* start Dataset content *
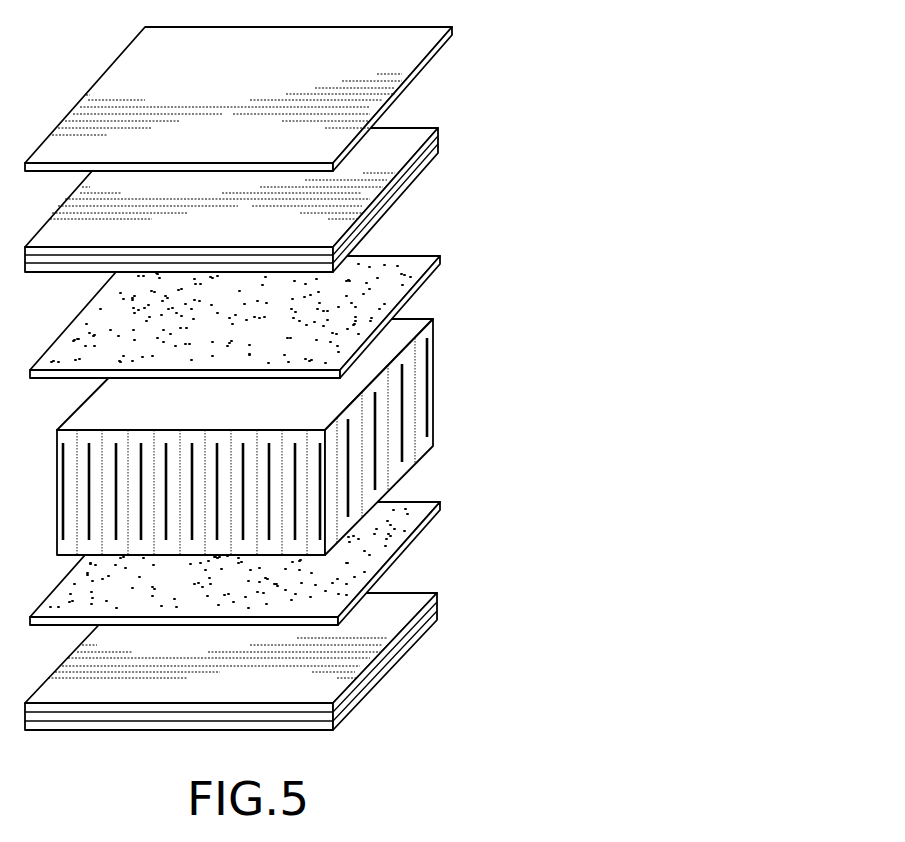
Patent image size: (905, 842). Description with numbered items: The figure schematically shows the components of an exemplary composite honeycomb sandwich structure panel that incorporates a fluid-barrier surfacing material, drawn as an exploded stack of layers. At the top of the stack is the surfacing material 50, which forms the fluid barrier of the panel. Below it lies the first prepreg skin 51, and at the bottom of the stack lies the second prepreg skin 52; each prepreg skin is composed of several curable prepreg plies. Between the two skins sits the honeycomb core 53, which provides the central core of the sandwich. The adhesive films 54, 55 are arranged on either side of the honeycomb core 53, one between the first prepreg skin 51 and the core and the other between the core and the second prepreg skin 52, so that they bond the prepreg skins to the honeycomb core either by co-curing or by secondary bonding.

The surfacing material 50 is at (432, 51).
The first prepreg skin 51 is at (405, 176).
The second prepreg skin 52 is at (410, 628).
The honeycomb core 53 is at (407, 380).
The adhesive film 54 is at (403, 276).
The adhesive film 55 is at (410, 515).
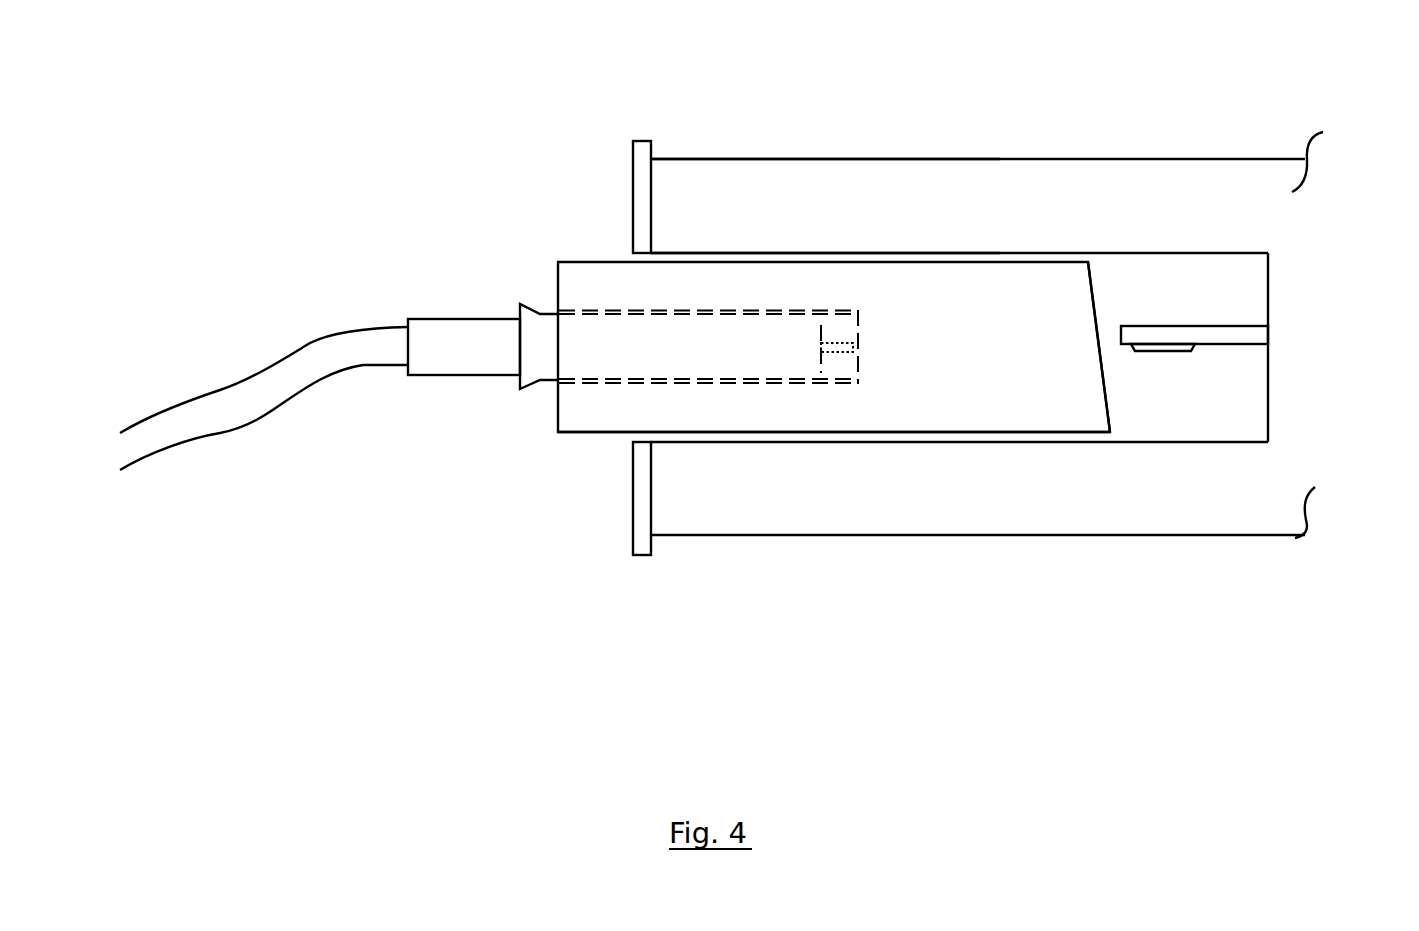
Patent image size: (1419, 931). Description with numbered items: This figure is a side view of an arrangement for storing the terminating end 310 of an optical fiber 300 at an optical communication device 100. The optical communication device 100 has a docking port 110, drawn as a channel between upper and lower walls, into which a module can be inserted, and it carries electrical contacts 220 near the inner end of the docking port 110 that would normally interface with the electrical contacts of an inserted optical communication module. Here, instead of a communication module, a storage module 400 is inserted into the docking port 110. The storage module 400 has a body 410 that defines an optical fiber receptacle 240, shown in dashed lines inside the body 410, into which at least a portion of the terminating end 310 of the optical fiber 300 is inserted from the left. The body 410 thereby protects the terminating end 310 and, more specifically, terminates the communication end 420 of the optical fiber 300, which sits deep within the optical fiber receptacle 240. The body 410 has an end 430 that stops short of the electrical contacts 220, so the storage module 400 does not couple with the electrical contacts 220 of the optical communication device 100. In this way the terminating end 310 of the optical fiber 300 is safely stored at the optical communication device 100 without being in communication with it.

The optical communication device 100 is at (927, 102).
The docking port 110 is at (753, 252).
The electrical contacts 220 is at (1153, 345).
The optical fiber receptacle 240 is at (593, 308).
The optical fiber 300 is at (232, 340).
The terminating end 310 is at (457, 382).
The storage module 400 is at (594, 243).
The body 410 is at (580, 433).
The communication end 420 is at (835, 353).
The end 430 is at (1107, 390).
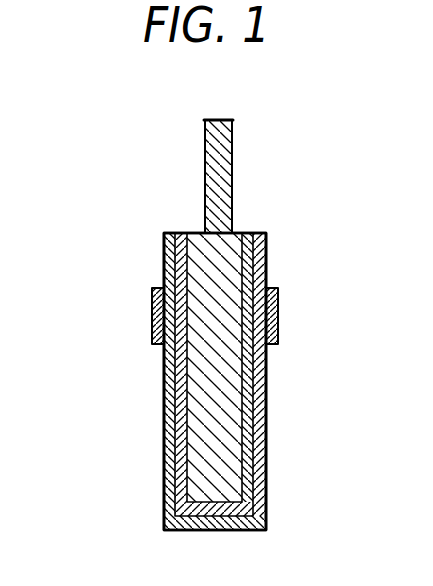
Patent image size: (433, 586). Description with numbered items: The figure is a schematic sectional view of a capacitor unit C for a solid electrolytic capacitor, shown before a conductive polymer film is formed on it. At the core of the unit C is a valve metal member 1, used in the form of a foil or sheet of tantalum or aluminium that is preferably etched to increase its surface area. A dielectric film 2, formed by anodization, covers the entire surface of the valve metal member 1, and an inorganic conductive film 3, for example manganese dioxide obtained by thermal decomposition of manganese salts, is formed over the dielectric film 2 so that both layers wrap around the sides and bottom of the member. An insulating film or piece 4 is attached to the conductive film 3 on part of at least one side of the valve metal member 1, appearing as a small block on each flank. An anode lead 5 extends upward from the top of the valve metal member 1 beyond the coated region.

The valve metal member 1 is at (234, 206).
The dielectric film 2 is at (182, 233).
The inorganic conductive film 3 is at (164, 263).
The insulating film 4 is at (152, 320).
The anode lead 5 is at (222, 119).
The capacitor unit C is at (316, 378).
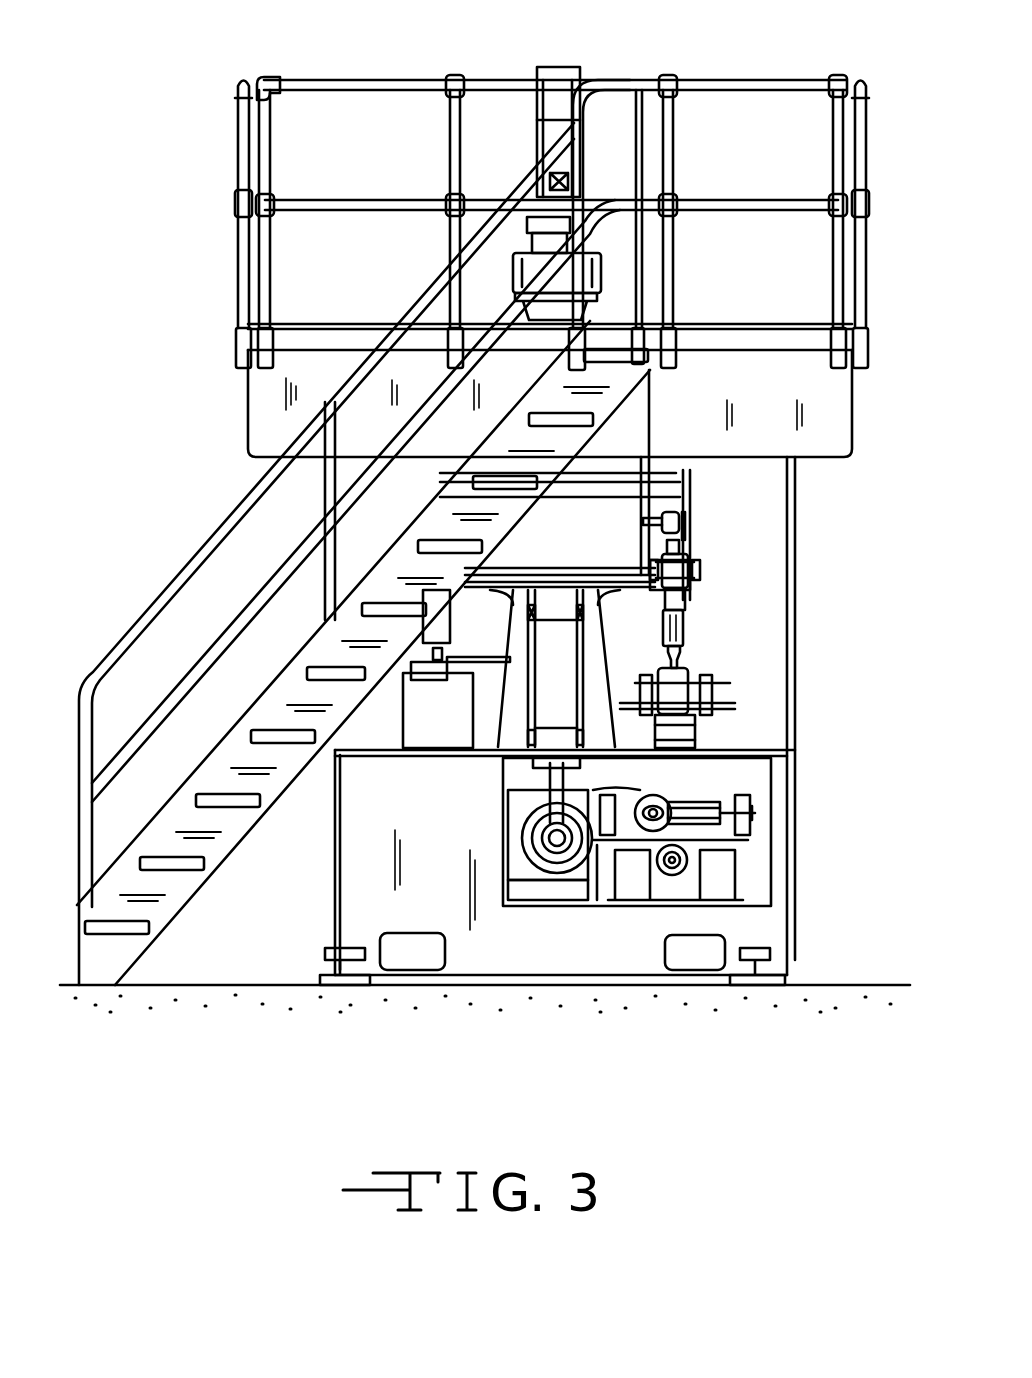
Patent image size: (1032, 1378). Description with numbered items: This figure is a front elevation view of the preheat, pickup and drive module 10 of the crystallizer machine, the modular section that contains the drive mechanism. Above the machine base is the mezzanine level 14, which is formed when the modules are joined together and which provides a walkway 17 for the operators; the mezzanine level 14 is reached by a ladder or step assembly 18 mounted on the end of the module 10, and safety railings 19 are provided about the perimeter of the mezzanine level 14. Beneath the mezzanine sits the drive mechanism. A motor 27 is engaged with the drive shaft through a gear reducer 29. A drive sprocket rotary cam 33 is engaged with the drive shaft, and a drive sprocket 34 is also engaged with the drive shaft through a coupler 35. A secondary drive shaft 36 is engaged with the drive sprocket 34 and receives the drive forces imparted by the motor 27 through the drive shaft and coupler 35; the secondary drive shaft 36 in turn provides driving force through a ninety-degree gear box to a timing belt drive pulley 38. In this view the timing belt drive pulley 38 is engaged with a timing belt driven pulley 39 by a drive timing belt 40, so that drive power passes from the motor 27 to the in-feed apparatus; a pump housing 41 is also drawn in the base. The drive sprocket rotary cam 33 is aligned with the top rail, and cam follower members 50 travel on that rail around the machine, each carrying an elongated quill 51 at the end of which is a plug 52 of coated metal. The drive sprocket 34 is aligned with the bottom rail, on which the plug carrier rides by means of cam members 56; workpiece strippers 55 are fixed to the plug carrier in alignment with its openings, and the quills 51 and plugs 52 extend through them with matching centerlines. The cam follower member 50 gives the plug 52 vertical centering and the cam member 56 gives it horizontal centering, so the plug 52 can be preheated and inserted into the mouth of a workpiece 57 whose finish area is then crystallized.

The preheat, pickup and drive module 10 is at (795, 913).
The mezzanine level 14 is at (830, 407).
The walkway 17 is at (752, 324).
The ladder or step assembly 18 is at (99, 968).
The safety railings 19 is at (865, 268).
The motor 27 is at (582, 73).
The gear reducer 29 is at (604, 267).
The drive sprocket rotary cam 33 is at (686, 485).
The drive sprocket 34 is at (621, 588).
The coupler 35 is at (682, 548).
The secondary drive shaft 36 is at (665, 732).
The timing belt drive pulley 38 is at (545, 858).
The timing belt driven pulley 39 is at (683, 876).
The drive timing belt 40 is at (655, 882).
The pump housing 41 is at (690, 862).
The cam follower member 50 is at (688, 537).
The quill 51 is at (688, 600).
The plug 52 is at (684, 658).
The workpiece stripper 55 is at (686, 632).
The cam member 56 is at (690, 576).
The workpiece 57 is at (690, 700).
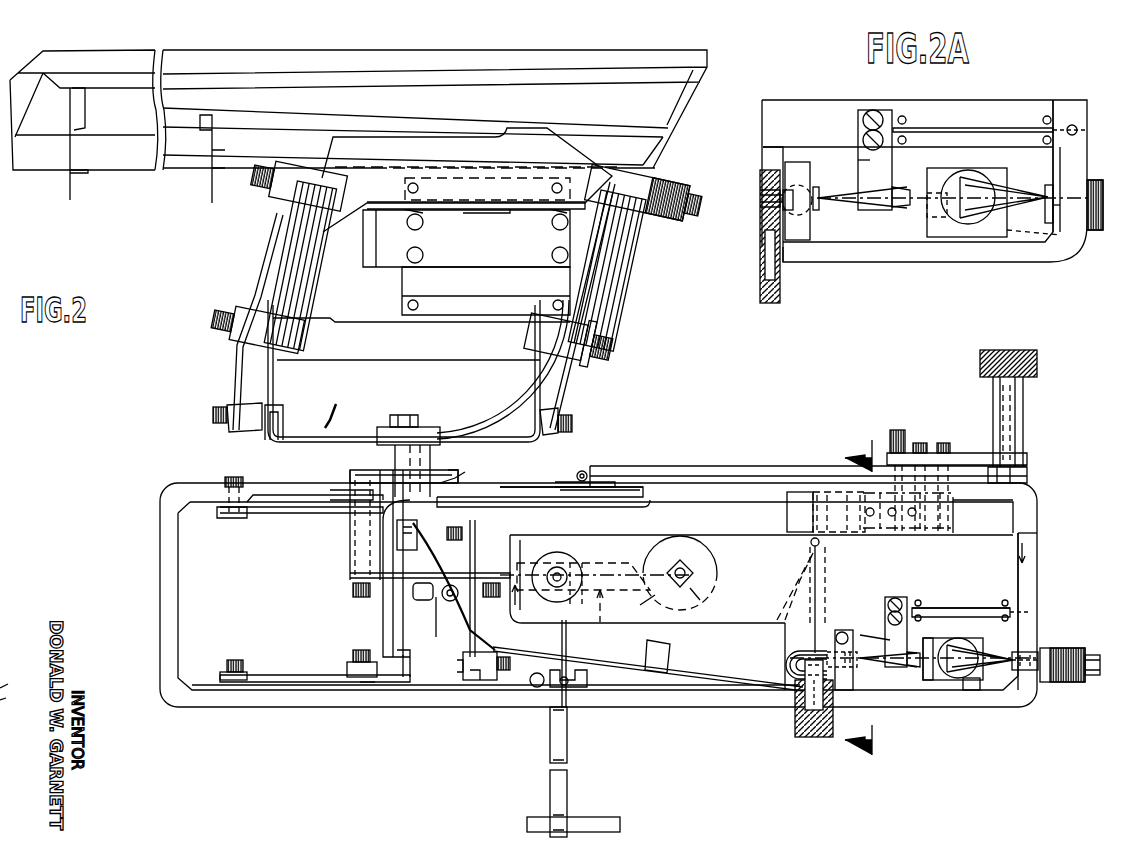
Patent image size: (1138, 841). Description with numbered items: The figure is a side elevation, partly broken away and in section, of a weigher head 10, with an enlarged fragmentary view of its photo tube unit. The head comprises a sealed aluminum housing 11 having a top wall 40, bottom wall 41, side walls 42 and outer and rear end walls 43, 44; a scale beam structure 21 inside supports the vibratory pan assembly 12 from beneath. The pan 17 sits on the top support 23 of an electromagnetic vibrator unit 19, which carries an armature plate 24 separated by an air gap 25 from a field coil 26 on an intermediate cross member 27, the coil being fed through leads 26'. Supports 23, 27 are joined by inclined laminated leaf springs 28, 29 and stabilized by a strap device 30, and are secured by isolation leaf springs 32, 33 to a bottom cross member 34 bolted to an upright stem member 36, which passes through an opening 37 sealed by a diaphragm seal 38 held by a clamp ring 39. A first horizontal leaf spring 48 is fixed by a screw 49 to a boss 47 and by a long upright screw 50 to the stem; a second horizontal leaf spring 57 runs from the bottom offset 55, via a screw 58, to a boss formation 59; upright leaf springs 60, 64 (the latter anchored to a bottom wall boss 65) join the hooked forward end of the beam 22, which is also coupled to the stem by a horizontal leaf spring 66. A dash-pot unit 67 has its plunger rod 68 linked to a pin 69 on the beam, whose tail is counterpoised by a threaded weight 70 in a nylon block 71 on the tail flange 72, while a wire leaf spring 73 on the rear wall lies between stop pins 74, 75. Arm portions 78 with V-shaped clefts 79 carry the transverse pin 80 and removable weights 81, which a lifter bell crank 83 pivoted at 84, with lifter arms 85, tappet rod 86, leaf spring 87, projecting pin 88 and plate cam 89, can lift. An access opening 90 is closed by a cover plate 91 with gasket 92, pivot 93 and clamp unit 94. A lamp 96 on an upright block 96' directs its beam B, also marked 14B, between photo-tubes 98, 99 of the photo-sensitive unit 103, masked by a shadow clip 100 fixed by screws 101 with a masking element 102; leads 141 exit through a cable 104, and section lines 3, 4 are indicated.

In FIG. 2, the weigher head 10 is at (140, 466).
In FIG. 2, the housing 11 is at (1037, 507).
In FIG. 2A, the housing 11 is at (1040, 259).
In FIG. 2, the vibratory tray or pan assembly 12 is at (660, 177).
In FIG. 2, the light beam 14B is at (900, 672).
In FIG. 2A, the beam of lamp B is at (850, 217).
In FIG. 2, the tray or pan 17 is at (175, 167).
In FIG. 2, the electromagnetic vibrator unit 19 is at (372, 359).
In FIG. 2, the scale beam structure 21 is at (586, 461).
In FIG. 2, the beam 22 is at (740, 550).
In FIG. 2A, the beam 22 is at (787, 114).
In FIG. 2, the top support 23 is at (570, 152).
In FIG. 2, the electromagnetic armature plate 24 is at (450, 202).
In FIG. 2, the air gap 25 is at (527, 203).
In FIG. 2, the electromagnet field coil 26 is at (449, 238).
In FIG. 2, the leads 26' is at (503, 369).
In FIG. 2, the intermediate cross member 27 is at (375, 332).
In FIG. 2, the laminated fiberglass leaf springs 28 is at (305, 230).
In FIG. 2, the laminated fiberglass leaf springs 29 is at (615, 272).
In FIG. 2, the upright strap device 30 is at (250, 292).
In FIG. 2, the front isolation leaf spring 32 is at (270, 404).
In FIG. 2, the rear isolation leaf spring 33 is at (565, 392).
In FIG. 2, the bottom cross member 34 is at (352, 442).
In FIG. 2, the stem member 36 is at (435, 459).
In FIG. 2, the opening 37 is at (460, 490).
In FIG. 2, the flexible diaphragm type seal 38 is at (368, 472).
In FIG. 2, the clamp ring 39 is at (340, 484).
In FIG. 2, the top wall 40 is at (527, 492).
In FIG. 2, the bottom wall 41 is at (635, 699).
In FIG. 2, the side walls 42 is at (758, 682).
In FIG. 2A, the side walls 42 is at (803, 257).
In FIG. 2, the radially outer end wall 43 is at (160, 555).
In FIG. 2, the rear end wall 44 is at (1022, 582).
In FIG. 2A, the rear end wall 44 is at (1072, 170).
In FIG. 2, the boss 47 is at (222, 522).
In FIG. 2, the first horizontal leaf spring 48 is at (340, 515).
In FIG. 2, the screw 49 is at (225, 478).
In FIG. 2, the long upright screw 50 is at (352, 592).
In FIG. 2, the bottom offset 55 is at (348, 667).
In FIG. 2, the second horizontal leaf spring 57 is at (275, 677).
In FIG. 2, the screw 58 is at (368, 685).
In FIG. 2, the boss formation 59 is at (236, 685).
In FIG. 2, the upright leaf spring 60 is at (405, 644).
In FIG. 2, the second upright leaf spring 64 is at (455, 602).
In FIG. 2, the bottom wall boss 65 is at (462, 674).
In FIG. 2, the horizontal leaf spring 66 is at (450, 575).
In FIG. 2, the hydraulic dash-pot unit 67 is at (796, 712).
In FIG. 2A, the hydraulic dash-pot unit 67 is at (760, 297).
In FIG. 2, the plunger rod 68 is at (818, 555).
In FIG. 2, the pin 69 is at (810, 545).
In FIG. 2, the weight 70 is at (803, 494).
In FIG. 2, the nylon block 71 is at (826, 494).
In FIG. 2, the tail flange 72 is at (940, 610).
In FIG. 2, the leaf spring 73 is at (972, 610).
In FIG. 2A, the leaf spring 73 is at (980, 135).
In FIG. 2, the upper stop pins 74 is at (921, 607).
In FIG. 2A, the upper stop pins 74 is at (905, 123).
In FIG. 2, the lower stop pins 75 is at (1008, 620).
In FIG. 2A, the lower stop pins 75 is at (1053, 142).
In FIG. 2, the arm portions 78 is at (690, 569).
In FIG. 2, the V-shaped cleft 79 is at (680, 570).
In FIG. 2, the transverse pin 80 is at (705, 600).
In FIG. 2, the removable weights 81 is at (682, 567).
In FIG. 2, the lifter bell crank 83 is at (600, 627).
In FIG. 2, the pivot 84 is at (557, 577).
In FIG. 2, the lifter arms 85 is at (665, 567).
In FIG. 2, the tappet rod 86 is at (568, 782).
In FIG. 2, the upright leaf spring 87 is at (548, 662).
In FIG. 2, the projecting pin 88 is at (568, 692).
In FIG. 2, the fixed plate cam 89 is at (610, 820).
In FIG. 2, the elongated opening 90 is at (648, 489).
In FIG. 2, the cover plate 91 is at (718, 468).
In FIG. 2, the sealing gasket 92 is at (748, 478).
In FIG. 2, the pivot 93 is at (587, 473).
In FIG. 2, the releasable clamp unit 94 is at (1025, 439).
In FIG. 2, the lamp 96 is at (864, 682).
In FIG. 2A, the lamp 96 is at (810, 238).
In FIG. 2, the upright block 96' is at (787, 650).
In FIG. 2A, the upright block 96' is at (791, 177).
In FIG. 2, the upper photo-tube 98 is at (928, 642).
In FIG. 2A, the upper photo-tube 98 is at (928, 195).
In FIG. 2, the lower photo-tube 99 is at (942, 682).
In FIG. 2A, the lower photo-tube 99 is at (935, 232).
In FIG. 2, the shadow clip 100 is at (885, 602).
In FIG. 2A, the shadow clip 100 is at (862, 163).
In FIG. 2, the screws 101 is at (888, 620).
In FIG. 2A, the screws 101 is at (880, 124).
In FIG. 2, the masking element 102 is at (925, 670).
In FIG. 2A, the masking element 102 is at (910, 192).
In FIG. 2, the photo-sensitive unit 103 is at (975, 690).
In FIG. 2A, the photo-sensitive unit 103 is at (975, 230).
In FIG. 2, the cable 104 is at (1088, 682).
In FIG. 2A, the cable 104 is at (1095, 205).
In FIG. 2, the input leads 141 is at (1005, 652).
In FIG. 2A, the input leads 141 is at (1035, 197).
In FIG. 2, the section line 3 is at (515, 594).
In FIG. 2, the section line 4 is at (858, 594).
* end Dataset content *
§ **Goal**
Reproduce the items word for word from their beginning through the line that contains "The adhesive film 55 is at (410, 515).", including that line. Omit the pictures from your output.

§ **Exercise solution**
Patent image size: (905, 842). Description with numbered items: The figure schematically shows the components of an exemplary composite honeycomb sandwich structure panel that incorporates a fluid-barrier surfacing material, drawn as an exploded stack of layers. At the top of the stack is the surfacing material 50, which forms the fluid barrier of the panel. Below it lies the first prepreg skin 51, and at the bottom of the stack lies the second prepreg skin 52; each prepreg skin is composed of several curable prepreg plies. Between the two skins sits the honeycomb core 53, which provides the central core of the sandwich. The adhesive films 54, 55 are arranged on either side of the honeycomb core 53, one between the first prepreg skin 51 and the core and the other between the core and the second prepreg skin 52, so that they bond the prepreg skins to the honeycomb core either by co-curing or by secondary bonding.

The surfacing material 50 is at (432, 51).
The first prepreg skin 51 is at (405, 176).
The second prepreg skin 52 is at (410, 628).
The honeycomb core 53 is at (407, 380).
The adhesive film 54 is at (403, 276).
The adhesive film 55 is at (410, 515).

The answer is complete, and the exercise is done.